> **Exercise requirements**
Search the records for the word "value" and report each line that has it.

Stored items from a collection:
=== Begin Enclosure ===
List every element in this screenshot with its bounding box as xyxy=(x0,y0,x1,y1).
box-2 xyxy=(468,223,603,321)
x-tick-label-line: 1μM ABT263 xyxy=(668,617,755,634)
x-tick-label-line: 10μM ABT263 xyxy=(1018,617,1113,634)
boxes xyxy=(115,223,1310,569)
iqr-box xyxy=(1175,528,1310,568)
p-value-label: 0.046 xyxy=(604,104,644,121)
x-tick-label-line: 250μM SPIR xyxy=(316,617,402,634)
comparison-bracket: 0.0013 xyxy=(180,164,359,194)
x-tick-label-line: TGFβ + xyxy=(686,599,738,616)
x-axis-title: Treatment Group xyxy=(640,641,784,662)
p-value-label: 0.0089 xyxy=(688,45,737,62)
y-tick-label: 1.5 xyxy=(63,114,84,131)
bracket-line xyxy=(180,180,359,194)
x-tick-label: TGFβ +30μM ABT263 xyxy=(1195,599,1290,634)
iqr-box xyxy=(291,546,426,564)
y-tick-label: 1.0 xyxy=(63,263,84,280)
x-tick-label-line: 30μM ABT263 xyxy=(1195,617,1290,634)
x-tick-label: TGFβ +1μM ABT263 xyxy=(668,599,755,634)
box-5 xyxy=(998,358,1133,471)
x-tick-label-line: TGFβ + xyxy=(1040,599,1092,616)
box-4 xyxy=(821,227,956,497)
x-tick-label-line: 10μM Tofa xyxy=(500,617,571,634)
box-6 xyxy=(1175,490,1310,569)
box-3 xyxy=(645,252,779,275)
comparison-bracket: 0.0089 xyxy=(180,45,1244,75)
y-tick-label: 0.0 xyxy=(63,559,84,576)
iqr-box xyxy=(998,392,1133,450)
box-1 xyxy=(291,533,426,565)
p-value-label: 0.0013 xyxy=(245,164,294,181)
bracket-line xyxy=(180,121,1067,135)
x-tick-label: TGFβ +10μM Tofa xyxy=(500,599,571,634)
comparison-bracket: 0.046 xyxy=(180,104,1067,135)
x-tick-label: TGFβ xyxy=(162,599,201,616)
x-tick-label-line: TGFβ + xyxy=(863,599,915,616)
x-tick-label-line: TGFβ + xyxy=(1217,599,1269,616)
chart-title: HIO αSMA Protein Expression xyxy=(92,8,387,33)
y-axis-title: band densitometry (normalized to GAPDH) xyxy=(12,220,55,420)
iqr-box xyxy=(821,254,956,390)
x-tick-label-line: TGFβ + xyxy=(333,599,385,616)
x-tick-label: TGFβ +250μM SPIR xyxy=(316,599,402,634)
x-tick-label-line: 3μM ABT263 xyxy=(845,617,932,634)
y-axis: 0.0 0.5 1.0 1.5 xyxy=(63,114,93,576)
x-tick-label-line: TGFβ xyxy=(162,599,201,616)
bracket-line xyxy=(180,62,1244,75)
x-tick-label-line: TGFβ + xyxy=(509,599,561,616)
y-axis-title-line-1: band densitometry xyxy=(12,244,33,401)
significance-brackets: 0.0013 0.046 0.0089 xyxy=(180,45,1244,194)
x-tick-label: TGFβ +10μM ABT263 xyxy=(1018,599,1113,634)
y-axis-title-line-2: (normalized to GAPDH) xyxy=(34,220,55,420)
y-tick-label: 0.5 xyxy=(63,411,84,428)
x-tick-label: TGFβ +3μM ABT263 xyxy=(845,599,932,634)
=== End Enclosure ===
=== Begin Enclosure ===
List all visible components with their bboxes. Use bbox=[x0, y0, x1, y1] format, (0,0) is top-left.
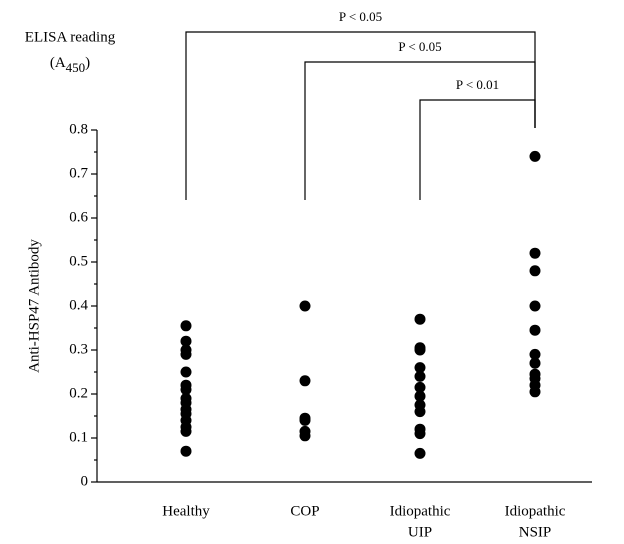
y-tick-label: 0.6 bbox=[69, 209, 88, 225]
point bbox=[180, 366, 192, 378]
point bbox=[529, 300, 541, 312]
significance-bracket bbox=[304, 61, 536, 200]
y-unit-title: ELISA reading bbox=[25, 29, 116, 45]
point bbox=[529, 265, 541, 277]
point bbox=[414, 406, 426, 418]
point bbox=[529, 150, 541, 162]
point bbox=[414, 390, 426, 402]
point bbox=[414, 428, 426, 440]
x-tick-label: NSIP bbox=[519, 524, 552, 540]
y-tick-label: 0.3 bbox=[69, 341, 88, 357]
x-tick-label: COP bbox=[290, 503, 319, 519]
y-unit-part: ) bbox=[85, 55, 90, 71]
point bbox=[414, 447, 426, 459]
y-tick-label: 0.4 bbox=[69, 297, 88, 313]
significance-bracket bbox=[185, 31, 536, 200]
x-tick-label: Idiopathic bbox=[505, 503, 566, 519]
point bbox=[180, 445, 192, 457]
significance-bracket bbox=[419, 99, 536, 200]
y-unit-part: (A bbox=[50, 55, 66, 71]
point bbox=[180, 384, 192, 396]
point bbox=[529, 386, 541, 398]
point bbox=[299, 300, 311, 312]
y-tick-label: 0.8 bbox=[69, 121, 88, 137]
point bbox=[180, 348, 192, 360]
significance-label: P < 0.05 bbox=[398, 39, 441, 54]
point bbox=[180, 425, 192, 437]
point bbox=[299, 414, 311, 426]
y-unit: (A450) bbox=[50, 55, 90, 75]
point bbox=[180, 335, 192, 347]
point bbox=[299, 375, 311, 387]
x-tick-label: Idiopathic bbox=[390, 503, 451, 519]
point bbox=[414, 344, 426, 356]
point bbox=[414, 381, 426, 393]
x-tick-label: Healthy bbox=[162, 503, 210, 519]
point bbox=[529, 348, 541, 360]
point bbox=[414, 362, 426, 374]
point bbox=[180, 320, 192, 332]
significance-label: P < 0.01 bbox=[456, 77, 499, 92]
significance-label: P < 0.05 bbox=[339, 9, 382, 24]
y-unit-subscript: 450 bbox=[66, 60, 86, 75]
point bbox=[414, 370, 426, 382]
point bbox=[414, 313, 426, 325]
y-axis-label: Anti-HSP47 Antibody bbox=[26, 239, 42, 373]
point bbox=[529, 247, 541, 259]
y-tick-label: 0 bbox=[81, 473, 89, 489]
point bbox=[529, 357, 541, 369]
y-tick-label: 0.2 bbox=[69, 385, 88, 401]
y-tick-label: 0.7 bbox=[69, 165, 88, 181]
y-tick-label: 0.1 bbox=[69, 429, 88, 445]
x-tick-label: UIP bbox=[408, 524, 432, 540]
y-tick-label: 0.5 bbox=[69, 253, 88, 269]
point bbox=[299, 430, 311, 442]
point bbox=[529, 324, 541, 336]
=== End Enclosure ===
> **Expected answer**
p-value-label: 0.046 xyxy=(604,104,644,121)
p-value-label: 0.0089 xyxy=(688,45,737,62)
p-value-label: 0.0013 xyxy=(245,164,294,181)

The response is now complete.